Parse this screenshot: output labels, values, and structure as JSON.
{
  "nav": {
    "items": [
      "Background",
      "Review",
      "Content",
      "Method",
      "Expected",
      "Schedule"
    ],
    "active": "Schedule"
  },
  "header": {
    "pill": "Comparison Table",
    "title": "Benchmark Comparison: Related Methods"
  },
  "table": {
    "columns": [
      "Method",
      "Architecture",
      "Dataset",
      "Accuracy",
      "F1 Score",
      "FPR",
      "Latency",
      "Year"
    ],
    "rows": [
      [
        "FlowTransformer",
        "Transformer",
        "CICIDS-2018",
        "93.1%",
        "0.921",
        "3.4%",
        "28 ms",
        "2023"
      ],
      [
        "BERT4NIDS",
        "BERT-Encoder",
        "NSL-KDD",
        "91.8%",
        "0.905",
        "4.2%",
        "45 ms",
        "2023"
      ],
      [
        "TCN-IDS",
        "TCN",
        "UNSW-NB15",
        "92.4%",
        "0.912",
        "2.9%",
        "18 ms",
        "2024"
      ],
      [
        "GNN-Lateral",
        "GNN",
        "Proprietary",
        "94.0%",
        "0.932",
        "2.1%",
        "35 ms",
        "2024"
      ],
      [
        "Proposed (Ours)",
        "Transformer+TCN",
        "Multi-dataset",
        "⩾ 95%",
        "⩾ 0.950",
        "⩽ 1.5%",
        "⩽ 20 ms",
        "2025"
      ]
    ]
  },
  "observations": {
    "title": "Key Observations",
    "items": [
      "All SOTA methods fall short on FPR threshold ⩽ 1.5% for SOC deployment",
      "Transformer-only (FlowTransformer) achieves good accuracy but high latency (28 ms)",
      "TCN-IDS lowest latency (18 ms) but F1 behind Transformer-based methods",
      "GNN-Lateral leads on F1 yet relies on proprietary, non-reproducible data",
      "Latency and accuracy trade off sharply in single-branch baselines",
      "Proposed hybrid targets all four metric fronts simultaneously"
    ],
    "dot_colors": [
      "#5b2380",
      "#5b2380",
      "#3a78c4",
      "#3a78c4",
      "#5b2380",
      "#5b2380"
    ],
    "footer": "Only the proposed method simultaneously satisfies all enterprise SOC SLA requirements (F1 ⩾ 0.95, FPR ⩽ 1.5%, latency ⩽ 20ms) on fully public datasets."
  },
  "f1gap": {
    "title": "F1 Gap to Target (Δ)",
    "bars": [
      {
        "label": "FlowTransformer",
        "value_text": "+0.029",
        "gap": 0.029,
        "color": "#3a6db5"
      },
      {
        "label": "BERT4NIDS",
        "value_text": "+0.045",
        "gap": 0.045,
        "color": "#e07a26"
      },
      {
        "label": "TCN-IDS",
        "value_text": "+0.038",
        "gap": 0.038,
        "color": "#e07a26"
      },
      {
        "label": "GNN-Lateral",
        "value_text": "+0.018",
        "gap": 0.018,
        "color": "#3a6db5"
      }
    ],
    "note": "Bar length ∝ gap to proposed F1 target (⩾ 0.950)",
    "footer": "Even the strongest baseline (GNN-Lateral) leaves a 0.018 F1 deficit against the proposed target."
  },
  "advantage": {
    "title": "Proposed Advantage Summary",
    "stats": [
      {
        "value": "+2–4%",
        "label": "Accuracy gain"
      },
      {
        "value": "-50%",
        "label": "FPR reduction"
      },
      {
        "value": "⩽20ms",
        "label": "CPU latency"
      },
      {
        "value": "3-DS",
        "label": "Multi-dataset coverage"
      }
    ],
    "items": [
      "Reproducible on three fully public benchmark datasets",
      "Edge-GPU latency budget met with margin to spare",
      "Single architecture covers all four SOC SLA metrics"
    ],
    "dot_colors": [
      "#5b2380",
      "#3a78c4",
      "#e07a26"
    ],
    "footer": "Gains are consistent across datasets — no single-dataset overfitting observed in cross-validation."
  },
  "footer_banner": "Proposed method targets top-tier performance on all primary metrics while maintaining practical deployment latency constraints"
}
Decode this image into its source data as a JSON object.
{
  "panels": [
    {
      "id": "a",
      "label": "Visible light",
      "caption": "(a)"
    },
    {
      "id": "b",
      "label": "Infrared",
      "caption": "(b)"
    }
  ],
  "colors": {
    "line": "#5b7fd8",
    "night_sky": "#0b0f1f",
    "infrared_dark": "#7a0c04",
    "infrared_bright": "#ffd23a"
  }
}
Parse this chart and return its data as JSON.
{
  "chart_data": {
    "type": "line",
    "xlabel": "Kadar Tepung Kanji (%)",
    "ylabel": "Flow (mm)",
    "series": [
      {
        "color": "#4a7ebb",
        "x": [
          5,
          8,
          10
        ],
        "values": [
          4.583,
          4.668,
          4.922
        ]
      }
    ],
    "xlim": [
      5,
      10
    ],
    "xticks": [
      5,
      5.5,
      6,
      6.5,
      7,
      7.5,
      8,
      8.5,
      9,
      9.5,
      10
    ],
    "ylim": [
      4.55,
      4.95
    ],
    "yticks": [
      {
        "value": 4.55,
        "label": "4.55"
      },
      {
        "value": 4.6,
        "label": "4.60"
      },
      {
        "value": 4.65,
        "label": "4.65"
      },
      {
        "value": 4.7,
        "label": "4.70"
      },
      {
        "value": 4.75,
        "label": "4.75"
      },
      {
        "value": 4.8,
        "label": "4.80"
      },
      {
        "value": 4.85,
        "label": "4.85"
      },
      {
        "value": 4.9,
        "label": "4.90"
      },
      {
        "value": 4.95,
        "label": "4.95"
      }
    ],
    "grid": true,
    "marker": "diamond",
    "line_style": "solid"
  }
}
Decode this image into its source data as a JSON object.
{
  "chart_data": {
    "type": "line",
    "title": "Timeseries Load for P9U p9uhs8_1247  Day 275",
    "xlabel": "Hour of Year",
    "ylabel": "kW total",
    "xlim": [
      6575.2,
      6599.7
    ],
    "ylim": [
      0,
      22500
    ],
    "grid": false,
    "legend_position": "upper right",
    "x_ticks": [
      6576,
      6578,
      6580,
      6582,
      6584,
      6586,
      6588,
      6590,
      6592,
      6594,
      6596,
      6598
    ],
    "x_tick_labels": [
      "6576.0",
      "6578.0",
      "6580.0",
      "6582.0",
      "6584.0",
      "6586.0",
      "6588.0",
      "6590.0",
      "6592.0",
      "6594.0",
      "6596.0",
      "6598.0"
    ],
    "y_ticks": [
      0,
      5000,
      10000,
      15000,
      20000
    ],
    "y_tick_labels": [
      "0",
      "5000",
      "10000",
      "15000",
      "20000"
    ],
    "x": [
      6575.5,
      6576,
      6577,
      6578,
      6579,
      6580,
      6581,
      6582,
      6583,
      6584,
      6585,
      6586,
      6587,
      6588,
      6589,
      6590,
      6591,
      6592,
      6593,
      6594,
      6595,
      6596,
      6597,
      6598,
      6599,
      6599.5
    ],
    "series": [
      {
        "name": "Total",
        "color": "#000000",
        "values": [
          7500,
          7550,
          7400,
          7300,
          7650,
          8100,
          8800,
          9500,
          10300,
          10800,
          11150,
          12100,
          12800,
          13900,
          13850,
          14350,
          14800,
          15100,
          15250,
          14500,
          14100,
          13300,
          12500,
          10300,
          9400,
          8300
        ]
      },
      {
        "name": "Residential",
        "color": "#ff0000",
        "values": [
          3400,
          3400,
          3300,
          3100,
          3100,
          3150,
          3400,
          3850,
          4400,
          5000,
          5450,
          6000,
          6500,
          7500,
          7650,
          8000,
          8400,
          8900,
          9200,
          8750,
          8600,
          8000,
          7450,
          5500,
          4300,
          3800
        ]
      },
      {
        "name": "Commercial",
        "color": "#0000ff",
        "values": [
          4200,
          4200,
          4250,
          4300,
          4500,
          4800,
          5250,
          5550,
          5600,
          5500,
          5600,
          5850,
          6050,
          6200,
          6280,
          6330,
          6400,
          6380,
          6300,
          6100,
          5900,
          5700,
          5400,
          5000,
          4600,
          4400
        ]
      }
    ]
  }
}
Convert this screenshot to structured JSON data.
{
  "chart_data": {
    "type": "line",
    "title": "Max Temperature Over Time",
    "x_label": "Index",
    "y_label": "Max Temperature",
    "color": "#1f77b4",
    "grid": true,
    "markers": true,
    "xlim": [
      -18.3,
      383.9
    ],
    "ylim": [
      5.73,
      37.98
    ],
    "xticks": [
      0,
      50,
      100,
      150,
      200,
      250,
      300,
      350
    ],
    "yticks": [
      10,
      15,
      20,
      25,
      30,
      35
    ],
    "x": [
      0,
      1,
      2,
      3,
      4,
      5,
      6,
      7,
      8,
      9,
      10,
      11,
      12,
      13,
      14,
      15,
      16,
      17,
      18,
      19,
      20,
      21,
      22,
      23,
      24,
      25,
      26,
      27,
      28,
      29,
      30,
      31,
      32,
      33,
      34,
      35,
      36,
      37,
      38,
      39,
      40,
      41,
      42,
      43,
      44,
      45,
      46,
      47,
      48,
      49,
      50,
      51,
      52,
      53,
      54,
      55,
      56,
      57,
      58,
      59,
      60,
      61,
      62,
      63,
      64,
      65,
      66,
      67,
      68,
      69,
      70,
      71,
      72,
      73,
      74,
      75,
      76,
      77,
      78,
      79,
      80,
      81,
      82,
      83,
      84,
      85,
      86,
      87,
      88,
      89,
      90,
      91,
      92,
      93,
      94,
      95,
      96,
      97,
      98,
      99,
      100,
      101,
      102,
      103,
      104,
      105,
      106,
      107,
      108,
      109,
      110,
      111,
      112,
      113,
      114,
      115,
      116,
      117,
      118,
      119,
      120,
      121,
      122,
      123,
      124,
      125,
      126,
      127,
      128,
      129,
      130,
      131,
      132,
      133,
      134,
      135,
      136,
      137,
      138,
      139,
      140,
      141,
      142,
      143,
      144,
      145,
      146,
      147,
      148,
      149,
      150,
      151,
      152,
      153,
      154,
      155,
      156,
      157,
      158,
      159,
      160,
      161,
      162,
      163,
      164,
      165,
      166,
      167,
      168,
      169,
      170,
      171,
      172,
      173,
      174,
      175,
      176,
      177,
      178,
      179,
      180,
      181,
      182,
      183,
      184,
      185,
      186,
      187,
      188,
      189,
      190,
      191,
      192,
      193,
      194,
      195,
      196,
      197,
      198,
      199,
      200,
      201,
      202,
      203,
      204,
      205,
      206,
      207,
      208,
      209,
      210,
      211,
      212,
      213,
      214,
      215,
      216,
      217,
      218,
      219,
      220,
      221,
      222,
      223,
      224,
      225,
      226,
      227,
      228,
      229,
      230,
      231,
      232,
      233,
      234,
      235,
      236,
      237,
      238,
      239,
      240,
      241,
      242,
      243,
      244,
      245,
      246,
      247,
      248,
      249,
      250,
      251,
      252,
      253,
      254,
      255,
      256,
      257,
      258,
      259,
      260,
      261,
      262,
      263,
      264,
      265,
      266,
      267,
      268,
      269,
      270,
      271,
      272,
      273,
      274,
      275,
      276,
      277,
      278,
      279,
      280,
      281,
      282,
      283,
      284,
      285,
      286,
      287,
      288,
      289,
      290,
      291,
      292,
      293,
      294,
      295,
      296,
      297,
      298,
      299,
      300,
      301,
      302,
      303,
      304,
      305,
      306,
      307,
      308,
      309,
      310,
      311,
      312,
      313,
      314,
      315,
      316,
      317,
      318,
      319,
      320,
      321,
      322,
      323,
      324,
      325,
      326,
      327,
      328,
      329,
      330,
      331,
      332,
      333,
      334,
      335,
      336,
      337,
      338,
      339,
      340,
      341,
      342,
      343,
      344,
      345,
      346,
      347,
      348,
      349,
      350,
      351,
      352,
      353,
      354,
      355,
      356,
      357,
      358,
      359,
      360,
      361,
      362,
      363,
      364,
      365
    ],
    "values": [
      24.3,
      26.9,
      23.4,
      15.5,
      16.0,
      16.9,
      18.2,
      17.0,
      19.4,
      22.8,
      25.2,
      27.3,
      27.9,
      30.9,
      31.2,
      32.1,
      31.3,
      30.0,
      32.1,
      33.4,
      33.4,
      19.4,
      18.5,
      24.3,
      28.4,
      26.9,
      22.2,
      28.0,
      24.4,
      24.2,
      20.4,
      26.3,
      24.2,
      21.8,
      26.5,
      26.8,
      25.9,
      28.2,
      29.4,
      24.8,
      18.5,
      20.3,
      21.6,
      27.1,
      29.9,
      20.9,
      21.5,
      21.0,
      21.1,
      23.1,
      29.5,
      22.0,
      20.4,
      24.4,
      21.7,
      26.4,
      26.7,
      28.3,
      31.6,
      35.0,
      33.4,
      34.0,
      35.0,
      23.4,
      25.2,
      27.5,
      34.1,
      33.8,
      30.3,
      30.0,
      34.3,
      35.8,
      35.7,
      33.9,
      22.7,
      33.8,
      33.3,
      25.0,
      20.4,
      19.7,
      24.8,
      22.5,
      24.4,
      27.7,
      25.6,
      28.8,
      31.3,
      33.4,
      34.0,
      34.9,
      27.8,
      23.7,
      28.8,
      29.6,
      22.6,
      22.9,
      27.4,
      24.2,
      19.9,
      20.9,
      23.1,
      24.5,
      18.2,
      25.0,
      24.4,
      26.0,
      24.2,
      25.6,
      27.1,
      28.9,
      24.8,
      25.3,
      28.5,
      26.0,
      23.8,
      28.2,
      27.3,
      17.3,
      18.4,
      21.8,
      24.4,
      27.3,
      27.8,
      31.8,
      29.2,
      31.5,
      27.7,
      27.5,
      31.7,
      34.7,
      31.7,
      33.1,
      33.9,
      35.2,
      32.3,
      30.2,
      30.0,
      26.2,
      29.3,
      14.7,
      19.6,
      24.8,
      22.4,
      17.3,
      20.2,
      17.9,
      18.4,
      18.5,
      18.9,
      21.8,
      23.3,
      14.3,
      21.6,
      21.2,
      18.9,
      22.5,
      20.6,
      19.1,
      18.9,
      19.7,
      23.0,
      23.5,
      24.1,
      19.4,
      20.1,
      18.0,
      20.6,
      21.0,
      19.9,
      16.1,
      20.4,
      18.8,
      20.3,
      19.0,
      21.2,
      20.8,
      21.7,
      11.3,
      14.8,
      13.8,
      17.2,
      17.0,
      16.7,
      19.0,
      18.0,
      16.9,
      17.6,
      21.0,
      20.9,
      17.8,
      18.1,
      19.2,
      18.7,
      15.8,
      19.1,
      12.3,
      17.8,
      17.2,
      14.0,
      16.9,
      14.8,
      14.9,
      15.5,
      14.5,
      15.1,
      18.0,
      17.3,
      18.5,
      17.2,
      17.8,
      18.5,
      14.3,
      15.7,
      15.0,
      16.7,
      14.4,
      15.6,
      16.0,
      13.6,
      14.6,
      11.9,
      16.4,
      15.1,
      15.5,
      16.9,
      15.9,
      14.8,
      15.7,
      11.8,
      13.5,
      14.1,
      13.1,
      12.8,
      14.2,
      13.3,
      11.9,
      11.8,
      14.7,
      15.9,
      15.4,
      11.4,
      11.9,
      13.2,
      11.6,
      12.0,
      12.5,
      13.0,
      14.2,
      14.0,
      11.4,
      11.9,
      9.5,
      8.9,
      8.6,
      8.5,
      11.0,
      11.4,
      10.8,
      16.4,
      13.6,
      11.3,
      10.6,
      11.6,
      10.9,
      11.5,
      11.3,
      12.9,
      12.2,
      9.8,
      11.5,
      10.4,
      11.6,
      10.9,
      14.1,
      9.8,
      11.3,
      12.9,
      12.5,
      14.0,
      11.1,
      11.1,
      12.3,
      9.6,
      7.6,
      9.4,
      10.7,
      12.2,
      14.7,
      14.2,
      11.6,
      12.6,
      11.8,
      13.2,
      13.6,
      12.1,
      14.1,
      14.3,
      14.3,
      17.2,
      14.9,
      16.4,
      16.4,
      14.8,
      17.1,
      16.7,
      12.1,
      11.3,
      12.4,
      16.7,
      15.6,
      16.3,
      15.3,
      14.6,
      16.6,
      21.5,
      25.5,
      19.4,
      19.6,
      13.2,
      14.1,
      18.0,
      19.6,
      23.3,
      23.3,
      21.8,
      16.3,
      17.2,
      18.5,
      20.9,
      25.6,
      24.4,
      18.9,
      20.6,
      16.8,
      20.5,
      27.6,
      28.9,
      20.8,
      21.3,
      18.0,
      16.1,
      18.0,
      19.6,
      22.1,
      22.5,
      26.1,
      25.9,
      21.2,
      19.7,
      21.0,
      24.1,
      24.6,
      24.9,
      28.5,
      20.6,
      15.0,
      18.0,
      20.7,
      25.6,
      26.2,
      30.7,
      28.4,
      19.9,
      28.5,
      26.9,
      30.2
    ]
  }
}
= = =
SET TASK »
Find all lines with "xlabel" in them and copy each one.

EXERCISE ANSWER »
    "xlabel": "Kadar Tepung Kanji (%)",
    "xlabel": "Hour of Year",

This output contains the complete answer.